### Exercise data

⟨

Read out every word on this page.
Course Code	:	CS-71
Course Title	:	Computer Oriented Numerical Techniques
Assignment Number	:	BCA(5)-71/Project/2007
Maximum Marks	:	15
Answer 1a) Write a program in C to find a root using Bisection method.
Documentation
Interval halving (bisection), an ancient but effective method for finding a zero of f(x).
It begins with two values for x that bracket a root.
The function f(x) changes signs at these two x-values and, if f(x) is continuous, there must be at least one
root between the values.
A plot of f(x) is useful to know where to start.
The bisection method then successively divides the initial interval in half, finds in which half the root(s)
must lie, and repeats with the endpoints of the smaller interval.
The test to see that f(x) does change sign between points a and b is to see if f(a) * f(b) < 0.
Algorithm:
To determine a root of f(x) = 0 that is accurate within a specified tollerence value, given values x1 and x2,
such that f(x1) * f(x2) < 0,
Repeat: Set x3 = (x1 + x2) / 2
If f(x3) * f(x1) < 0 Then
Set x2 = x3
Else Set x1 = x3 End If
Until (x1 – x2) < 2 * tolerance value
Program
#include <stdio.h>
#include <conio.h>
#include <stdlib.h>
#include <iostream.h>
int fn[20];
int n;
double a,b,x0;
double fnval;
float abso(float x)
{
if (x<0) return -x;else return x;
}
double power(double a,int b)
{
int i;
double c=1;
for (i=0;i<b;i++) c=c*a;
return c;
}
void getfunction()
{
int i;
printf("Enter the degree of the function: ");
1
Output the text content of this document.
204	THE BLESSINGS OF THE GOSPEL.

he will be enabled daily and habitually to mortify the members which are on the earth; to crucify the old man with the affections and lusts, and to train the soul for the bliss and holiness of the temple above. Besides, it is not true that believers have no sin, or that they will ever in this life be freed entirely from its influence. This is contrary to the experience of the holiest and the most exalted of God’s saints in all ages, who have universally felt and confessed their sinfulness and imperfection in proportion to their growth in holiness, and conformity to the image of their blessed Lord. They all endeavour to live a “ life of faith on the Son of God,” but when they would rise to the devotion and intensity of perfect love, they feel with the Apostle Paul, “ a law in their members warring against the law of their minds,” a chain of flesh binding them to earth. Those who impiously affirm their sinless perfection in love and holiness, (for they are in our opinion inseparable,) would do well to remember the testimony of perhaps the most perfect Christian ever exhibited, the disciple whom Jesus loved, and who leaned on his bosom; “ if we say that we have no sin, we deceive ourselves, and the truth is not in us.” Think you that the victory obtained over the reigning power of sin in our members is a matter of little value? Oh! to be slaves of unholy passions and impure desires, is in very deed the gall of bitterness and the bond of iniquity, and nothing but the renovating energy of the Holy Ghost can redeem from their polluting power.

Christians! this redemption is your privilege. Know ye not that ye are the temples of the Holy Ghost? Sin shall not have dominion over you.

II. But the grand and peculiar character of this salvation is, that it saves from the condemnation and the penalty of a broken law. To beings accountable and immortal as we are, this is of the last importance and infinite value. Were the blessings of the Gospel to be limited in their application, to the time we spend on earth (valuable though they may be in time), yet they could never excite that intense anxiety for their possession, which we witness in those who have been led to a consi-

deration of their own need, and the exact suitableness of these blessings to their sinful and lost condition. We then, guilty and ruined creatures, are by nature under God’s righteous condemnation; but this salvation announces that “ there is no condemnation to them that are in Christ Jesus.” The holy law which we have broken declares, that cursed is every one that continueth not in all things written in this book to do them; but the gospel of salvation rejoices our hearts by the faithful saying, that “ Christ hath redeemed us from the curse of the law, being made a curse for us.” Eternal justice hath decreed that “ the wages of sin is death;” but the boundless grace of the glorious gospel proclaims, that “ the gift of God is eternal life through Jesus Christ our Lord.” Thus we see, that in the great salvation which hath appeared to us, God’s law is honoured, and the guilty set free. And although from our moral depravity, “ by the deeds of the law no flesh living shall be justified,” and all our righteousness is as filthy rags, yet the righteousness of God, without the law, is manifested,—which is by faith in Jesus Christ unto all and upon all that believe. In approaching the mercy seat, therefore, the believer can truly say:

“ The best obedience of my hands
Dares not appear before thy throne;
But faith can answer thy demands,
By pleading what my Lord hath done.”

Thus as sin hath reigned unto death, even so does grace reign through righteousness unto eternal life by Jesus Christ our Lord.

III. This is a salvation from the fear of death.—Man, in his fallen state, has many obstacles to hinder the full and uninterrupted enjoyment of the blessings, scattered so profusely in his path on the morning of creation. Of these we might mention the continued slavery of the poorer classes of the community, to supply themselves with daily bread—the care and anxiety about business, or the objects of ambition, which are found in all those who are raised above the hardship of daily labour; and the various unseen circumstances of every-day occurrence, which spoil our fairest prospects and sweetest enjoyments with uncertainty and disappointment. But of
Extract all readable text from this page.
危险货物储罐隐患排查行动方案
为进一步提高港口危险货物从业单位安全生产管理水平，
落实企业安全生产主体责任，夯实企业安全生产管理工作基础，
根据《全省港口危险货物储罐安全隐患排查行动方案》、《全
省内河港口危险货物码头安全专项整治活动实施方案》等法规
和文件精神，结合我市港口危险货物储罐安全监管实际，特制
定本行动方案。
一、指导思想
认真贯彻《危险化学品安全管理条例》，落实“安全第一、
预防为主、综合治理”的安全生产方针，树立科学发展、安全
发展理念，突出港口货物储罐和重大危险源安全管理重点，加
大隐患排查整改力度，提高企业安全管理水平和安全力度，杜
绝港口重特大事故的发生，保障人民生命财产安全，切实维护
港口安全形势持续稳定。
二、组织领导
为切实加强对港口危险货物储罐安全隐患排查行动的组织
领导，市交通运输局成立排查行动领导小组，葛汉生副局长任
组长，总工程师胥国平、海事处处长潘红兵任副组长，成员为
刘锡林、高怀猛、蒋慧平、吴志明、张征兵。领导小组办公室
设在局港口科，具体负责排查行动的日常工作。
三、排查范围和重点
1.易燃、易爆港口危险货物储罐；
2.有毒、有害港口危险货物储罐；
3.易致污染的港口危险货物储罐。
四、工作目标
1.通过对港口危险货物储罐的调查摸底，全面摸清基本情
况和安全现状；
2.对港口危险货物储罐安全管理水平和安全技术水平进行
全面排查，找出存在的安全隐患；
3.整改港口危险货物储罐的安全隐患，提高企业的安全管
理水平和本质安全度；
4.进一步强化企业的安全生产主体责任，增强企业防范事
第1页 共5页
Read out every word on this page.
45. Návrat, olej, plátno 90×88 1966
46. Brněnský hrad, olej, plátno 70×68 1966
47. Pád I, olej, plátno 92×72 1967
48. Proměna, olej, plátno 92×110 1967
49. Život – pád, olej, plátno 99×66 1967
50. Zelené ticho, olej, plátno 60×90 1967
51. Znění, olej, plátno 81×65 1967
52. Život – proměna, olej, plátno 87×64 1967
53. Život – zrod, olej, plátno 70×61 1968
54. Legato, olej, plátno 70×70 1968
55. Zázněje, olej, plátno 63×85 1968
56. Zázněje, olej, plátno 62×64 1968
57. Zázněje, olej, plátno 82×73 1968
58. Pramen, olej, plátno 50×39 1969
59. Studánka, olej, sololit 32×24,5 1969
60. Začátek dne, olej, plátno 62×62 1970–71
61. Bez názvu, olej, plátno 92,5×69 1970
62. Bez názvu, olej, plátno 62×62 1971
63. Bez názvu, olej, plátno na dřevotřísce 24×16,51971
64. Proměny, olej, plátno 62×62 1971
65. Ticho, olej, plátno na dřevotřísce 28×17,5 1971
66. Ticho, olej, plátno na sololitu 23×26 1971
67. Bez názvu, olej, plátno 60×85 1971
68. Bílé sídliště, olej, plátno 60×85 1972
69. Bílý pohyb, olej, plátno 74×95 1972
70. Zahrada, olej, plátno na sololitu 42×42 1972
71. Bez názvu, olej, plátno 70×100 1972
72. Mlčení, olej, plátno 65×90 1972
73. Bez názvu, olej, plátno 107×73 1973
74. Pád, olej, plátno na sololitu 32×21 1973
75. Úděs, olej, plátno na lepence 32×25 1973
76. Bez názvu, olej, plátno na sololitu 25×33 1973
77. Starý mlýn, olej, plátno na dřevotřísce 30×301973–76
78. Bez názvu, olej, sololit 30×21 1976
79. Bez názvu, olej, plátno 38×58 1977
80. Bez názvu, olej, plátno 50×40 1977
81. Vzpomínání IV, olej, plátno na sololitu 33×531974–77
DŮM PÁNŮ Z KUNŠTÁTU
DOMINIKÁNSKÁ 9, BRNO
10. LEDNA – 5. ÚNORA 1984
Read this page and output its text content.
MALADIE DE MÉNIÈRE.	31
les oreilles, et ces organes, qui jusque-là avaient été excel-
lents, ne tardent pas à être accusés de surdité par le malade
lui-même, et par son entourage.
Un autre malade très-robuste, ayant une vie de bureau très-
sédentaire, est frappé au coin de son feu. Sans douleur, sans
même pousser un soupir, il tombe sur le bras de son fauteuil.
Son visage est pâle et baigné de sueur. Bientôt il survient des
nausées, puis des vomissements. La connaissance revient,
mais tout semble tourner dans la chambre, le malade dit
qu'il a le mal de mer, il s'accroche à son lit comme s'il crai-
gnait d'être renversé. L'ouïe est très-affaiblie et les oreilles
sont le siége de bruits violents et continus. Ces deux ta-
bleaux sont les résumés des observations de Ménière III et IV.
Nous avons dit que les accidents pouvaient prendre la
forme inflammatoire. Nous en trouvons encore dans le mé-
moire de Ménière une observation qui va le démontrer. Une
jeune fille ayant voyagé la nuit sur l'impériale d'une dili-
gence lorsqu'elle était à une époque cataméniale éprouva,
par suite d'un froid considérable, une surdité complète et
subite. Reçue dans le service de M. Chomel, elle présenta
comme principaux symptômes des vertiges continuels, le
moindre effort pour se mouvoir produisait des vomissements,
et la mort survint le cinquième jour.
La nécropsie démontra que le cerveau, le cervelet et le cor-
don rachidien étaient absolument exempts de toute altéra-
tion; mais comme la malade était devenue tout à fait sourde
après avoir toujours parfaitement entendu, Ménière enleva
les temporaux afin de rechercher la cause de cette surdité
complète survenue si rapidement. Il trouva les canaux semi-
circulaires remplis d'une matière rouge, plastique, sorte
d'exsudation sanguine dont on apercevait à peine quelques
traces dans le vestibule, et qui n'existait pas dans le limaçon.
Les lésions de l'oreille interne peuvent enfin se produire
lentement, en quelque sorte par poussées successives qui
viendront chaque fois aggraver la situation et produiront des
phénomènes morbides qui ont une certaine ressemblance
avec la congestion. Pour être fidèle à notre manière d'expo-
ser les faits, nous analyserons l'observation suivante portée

⟩

### Written exercise
Where a line above contains the string "double", copy that line.

### Task answer
double a,b,x0;
double fnval;
double power(double a,int b)
double c=1;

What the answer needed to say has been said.